◆ WHAT THIS TASK INVOLVES: Return all entries precisely as they stand, without the images.

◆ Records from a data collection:
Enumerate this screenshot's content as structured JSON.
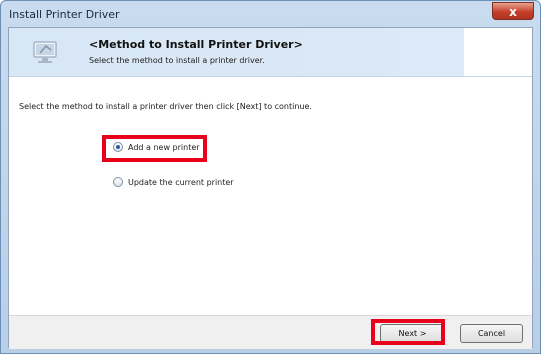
{
  "window": {
    "title": "Install Printer Driver",
    "close_glyph": "x"
  },
  "header": {
    "icon": "monitor-wizard-icon",
    "title": "<Method to Install Printer Driver>",
    "subtitle": "Select the method to install a printer driver."
  },
  "instruction": "Select the method to install a printer driver then click [Next] to continue.",
  "options": [
    {
      "label": "Add a new printer",
      "selected": true
    },
    {
      "label": "Update the current printer",
      "selected": false
    }
  ],
  "buttons": {
    "next": "Next >",
    "cancel": "Cancel"
  },
  "colors": {
    "highlight": "#e8001c",
    "header_band": "#d8e7f6",
    "footer": "#f0f0f0"
  }
}
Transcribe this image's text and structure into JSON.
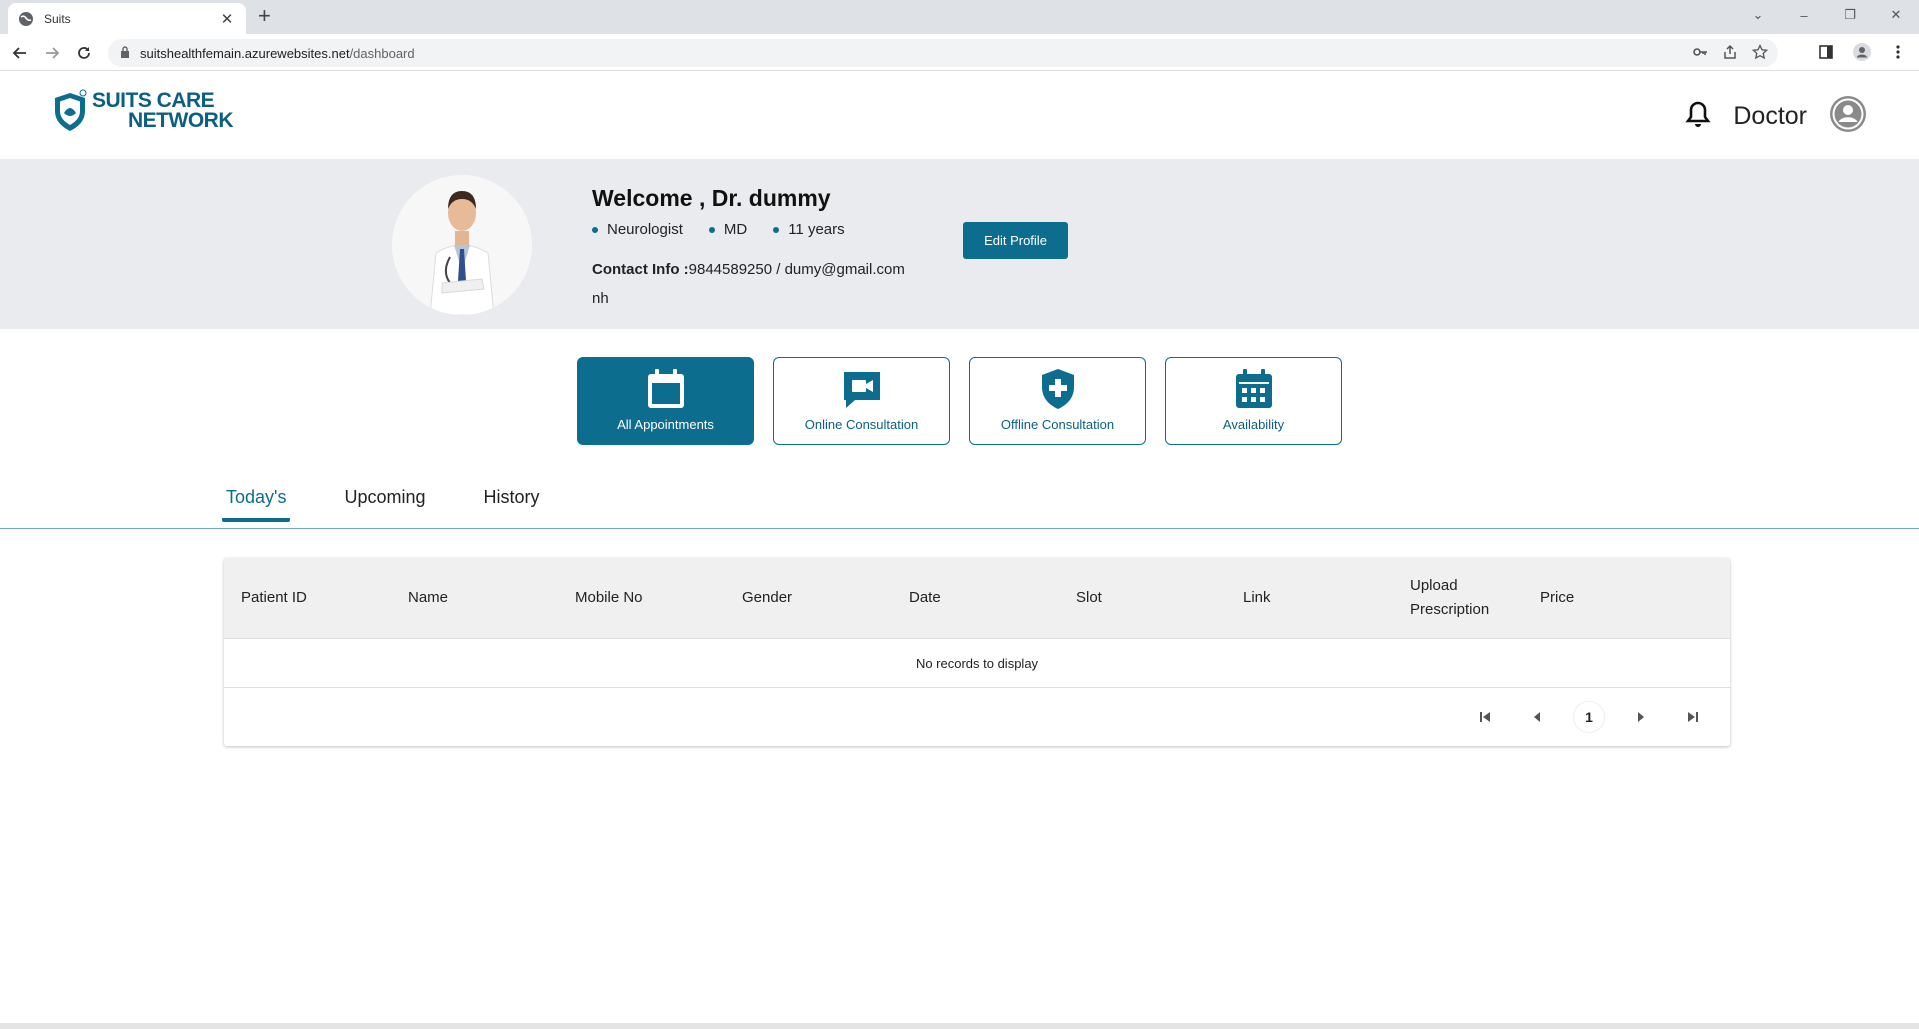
{
  "browser": {
    "tab_title": "Suits",
    "url_host": "suitshealthfemain.azurewebsites.net",
    "url_path": "/dashboard"
  },
  "header": {
    "logo_line1": "SUITS CARE",
    "logo_line2": "NETWORK",
    "role": "Doctor"
  },
  "profile": {
    "welcome": "Welcome , Dr. dummy",
    "qualifications": [
      "Neurologist",
      "MD",
      "11 years"
    ],
    "contact_label": "Contact Info :",
    "contact_value": "9844589250 / dumy@gmail.com",
    "note": "nh",
    "edit_button": "Edit Profile"
  },
  "cards": [
    {
      "label": "All Appointments",
      "icon": "calendar-icon",
      "active": true
    },
    {
      "label": "Online Consultation",
      "icon": "video-chat-icon",
      "active": false
    },
    {
      "label": "Offline Consultation",
      "icon": "shield-plus-icon",
      "active": false
    },
    {
      "label": "Availability",
      "icon": "calendar-grid-icon",
      "active": false
    }
  ],
  "tabs": [
    {
      "label": "Today's",
      "active": true
    },
    {
      "label": "Upcoming",
      "active": false
    },
    {
      "label": "History",
      "active": false
    }
  ],
  "table": {
    "columns": [
      "Patient ID",
      "Name",
      "Mobile No",
      "Gender",
      "Date",
      "Slot",
      "Link",
      "Upload Prescription",
      "Price"
    ],
    "empty_message": "No records to display",
    "current_page": "1"
  },
  "colors": {
    "primary": "#0c6d8e",
    "banner_bg": "#e9ebee"
  }
}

◆ RESPONSE:
Enumerate this screenshot's content as structured JSON.
{
  "window": {
    "title": "Install Printer Driver",
    "close_glyph": "x"
  },
  "header": {
    "icon": "monitor-wizard-icon",
    "title": "<Method to Install Printer Driver>",
    "subtitle": "Select the method to install a printer driver."
  },
  "instruction": "Select the method to install a printer driver then click [Next] to continue.",
  "options": [
    {
      "label": "Add a new printer",
      "selected": true
    },
    {
      "label": "Update the current printer",
      "selected": false
    }
  ],
  "buttons": {
    "next": "Next >",
    "cancel": "Cancel"
  },
  "colors": {
    "highlight": "#e8001c",
    "header_band": "#d8e7f6",
    "footer": "#f0f0f0"
  }
}
Transcribe this image's text and structure into JSON.
{
  "browser": {
    "tab_title": "Suits",
    "url_host": "suitshealthfemain.azurewebsites.net",
    "url_path": "/dashboard"
  },
  "header": {
    "logo_line1": "SUITS CARE",
    "logo_line2": "NETWORK",
    "role": "Doctor"
  },
  "profile": {
    "welcome": "Welcome , Dr. dummy",
    "qualifications": [
      "Neurologist",
      "MD",
      "11 years"
    ],
    "contact_label": "Contact Info :",
    "contact_value": "9844589250 / dumy@gmail.com",
    "note": "nh",
    "edit_button": "Edit Profile"
  },
  "cards": [
    {
      "label": "All Appointments",
      "icon": "calendar-icon",
      "active": true
    },
    {
      "label": "Online Consultation",
      "icon": "video-chat-icon",
      "active": false
    },
    {
      "label": "Offline Consultation",
      "icon": "shield-plus-icon",
      "active": false
    },
    {
      "label": "Availability",
      "icon": "calendar-grid-icon",
      "active": false
    }
  ],
  "tabs": [
    {
      "label": "Today's",
      "active": true
    },
    {
      "label": "Upcoming",
      "active": false
    },
    {
      "label": "History",
      "active": false
    }
  ],
  "table": {
    "columns": [
      "Patient ID",
      "Name",
      "Mobile No",
      "Gender",
      "Date",
      "Slot",
      "Link",
      "Upload Prescription",
      "Price"
    ],
    "empty_message": "No records to display",
    "current_page": "1"
  },
  "colors": {
    "primary": "#0c6d8e",
    "banner_bg": "#e9ebee"
  }
}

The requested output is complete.